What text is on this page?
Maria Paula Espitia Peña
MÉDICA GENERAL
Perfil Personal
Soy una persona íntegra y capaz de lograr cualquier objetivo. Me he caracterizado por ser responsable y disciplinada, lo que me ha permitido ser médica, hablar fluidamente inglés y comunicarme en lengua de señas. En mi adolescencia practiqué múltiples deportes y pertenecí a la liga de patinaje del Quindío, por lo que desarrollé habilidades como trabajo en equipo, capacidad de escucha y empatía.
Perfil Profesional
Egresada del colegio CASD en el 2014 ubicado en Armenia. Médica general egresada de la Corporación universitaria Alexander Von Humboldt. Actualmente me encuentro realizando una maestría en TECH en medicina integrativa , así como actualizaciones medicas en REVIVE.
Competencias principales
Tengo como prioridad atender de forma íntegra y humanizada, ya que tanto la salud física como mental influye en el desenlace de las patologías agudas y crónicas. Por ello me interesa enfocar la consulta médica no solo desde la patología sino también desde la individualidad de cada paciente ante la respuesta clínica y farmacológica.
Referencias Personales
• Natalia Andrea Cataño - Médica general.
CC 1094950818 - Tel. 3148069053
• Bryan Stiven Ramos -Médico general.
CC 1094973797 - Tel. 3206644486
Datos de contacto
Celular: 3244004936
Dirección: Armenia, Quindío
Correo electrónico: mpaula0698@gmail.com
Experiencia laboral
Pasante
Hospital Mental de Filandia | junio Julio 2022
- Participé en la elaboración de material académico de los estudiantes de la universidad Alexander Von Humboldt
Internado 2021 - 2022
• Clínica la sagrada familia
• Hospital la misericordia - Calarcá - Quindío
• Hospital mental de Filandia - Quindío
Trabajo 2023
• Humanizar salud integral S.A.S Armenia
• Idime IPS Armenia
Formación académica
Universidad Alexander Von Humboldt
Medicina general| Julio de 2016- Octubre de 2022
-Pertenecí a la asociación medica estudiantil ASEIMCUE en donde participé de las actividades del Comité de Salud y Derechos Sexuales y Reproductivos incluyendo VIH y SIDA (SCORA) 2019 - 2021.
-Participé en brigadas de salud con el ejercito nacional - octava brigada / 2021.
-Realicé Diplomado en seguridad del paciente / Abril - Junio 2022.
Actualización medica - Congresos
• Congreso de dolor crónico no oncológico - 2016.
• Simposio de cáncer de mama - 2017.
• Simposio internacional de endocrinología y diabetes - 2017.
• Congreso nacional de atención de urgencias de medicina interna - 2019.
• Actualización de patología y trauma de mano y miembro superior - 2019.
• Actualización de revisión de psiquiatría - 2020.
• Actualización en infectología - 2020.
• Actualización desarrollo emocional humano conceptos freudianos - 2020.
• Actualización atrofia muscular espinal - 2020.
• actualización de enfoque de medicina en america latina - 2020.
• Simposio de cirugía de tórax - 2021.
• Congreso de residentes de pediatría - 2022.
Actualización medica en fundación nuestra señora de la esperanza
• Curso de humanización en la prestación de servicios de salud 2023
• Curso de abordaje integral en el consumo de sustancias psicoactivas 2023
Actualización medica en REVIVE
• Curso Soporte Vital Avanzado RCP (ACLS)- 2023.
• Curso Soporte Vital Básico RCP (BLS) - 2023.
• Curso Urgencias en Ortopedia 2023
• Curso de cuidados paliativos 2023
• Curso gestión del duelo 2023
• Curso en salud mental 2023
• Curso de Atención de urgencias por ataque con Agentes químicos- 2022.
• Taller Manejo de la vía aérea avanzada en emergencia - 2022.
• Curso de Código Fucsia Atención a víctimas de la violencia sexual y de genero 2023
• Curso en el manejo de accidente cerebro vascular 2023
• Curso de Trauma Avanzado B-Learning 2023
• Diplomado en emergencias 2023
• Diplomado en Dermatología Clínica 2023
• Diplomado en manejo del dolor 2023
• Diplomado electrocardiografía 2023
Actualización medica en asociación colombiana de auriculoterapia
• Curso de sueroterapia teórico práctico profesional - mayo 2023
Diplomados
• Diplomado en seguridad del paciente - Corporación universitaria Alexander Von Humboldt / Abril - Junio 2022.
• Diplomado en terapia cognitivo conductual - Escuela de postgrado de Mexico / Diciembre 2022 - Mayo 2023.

####################

**WHAT THE EXERCISE ASKS:**
Look through the entries above. Extract each line with the word "Armenia".

**THE RESPONSE:**
Egresada del colegio CASD en el 2014 ubicado en Armenia. Médica general egresada de la Corporación universitaria Alexander Von Humboldt. Actualmente me encuentro realizando una maestría en TECH en medicina integrativa , así como actualizaciones medicas en REVIVE.
Dirección: Armenia, Quindío
• Humanizar salud integral S.A.S Armenia
• Idime IPS Armenia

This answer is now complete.